**TASK**
Gather every line from the entries below that includes "поступления".

**PROVIDED MATERIAL**

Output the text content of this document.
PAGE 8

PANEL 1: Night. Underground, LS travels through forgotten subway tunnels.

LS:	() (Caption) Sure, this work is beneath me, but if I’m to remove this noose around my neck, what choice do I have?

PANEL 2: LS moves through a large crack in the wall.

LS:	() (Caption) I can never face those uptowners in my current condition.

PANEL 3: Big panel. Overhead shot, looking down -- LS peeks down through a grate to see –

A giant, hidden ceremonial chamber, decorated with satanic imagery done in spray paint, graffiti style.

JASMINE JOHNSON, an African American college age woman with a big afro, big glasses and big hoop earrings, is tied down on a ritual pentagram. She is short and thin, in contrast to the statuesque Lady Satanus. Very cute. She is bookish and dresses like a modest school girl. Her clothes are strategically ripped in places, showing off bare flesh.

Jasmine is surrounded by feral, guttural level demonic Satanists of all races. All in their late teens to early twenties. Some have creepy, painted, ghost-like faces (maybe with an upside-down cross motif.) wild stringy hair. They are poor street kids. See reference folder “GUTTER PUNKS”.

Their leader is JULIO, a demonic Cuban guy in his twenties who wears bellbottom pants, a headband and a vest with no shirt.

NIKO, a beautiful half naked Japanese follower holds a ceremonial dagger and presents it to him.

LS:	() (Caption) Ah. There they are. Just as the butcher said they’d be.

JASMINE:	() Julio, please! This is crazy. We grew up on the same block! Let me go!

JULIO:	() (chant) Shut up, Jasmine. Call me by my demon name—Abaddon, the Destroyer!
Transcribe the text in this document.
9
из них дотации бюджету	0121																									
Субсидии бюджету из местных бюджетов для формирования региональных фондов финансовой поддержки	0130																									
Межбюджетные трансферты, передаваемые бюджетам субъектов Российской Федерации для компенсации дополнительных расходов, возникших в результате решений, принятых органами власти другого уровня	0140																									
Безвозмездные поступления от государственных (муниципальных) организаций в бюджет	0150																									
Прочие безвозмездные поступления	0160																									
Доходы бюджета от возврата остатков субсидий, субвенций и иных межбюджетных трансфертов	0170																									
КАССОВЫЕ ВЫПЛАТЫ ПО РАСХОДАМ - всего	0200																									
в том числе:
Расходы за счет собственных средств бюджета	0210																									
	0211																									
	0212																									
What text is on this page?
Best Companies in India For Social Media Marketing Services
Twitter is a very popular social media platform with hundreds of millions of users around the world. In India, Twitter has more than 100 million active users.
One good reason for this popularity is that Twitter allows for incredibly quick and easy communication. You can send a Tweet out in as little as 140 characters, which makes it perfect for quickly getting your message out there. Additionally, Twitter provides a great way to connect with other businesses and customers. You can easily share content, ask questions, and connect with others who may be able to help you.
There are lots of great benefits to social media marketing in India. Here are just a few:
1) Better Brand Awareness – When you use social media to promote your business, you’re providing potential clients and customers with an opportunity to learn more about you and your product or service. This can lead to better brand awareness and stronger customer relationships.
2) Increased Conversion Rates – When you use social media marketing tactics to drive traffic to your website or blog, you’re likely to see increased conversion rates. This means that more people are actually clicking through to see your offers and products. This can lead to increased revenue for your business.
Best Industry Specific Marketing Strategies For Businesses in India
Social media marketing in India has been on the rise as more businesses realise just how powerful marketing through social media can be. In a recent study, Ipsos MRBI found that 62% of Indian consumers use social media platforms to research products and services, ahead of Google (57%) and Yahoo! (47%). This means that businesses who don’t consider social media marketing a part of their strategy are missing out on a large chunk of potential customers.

**TASK OUTPUT**
Безвозмездные поступления от государственных (муниципальных) организаций в бюджет	0150																									
Прочие безвозмездные поступления	0160																									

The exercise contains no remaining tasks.